▸ **Assigned task A**
Answer these questions from the epstopdf thread, one line each:
(i) What command sets up the Ghostscript environment before epstopdf is called?
(ii) How large did the PDF file become after the epstopdf script was altered?
(iii) Which web address is given as the best documentation found?
▸ **Assigned task B**
Please retype the part of the epstopdf thread starting with "2005-02-28 Thread Jonathan" and going on through "on embedded images!".
▸ **Assigned task C**
In one to three sentences, explain why the epstopdf thread suggests that the prepress setting will not give results much different from the other settings.

▸ **Text under study**
*** Begin section ***
2005-02-28 Thread Jonathan Stickel
Dylan Beaudette wrote:
On Monday 28 February 2005 12:46 pm, Jonathan Stickel wrote:
Dylan Beaudette wrote:
Well, after a little bit of googling, it looks like there was a rather
simple solution. Since ps2pdf14 and epstopdf were just sending some
pre-defined parameters to ghost script, it is possible to setup the gs
environment, and then call epstopdf:
export GS_OPTIONS=-dPDFSETTINGS=/prepress
epstopdf --nocompress file.eps
This will produce a PDF of the correct page size, without JPEG
compression on embedded images!
I don't know if your images are color or not, but your solution is not
sufficient when dealing with embedded color images (at least for me).
I've found that I need to edit the epstopdf script.  The two lines
that deal with GSOPTS need to be changed to:
my $GSOPTS = -dAutoFilterColorImages=false
-dColorImageFilter=/FlateEncode ;
$GSOPTS = -dEncodeColorImages=false  unless $::opt_compress;
In fact, it is OK to compress the images as long as Flate encoding is
used rather that JPEG.  The above edit does this.

Ah... Interesting. I wonder how or if the -dPDFSETTINGS=/prepress setting 
and the ones that you suggested are related. Before trying your method my 
images were looking good, with a final PDF size of 6.4Mb. After altering my 
epstopdf script as you suggested, the PDF file is 54Mb, and the images *seem* 
to be the same however it would take a bit of research to find out just 
how different they are. Any suggestions on a good place to search for 
answers?



Using my suggested hack, try epstopdf foo.pdf, i.e. allow the default 
compression flag to stay on.  You should get a compressed (smaller) 
file, but the image should still be crisp.

The best doc I can find is 
http://www.cs.wisc.edu/~ghost/doc/gnu/7.05/Ps2pdf.htm.  This, with trial 
and error, lead me to my suggestion above.  From what I can tell, the 
prepress setting has the same color image encoding options as the 
others, so I don't think the results will be much different.
*** End section ***
▸ **Data listing**
*** Begin section ***
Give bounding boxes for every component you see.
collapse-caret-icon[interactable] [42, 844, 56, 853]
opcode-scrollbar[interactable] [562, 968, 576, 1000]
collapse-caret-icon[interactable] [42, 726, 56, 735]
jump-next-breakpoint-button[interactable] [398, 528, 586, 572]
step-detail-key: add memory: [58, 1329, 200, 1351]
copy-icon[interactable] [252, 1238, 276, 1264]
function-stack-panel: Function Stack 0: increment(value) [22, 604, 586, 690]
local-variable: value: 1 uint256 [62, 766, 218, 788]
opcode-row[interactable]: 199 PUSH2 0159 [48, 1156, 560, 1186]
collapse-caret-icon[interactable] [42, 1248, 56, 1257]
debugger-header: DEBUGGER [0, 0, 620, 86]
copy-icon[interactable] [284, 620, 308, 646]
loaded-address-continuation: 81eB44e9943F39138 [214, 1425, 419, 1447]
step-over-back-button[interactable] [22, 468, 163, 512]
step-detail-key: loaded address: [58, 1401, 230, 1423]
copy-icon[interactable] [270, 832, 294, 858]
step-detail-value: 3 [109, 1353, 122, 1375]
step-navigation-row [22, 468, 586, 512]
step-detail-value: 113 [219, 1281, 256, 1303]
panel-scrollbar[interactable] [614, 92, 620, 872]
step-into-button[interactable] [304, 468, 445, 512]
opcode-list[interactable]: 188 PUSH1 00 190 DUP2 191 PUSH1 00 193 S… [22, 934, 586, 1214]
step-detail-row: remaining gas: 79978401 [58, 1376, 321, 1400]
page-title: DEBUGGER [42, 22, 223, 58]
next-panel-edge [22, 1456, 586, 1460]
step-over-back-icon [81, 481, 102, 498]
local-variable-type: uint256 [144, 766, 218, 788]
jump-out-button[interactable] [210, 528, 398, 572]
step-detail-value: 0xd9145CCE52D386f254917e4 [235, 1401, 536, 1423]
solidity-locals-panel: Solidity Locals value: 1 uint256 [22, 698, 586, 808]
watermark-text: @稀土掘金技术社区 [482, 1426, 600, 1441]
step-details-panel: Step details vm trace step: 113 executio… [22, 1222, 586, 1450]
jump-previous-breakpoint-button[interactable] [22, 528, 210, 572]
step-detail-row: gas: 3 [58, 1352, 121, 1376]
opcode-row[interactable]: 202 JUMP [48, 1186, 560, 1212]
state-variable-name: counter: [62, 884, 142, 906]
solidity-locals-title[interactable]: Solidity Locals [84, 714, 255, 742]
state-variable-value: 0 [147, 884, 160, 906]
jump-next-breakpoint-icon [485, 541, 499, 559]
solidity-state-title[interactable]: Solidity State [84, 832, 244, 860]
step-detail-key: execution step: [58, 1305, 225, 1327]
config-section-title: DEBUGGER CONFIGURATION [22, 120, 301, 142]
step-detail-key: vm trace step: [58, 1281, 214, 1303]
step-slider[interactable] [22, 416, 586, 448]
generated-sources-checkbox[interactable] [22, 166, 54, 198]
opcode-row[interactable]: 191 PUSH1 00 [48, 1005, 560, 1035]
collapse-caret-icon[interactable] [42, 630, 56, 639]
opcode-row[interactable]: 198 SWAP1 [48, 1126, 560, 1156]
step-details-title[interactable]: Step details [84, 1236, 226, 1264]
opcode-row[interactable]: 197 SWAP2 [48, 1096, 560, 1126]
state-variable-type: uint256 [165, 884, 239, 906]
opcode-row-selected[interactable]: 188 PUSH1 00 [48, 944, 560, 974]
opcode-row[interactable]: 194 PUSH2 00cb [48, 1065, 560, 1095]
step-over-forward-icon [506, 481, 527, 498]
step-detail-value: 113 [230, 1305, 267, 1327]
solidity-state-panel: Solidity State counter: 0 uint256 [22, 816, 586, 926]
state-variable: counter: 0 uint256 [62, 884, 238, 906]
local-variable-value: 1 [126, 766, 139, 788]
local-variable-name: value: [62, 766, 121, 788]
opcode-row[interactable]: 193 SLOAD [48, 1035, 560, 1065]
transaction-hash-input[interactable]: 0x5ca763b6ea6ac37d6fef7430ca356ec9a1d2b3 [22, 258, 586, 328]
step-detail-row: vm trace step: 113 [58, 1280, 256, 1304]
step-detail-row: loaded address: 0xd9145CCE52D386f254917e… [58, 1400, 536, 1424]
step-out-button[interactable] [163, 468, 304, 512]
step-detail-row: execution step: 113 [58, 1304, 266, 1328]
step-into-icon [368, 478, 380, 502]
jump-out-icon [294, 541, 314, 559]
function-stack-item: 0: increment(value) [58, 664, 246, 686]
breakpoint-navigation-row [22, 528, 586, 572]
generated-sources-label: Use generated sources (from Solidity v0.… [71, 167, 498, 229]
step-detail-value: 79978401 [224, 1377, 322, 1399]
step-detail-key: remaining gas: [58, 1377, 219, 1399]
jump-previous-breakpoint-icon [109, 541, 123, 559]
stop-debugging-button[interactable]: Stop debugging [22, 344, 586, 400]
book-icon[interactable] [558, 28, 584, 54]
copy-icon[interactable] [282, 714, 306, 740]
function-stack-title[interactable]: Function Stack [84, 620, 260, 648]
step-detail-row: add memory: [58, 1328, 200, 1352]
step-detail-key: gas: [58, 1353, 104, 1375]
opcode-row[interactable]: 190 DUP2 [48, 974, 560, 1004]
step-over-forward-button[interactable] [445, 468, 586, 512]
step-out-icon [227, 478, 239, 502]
*** End section ***
▸ **Result A**
(i) export GS_OPTIONS=-dPDFSETTINGS=/prepress
(ii) 54Mb
(iii) http://www.cs.wisc.edu/~ghost/doc/gnu/7.05/Ps2pdf.htm

▸ **Result B**
2005-02-28 Thread Jonathan Stickel
Dylan Beaudette wrote:
On Monday 28 February 2005 12:46 pm, Jonathan Stickel wrote:
Dylan Beaudette wrote:
Well, after a little bit of googling, it looks like there was a rather
simple solution. Since ps2pdf14 and epstopdf were just sending some
pre-defined parameters to ghost script, it is possible to setup the gs
environment, and then call epstopdf:
export GS_OPTIONS=-dPDFSETTINGS=/prepress
epstopdf --nocompress file.eps
This will produce a PDF of the correct page size, without JPEG
compression on embedded images!

▸ **Result C**
From what the writer can tell, the prepress setting has the same color image encoding options as the other settings. So the results are not expected to differ much.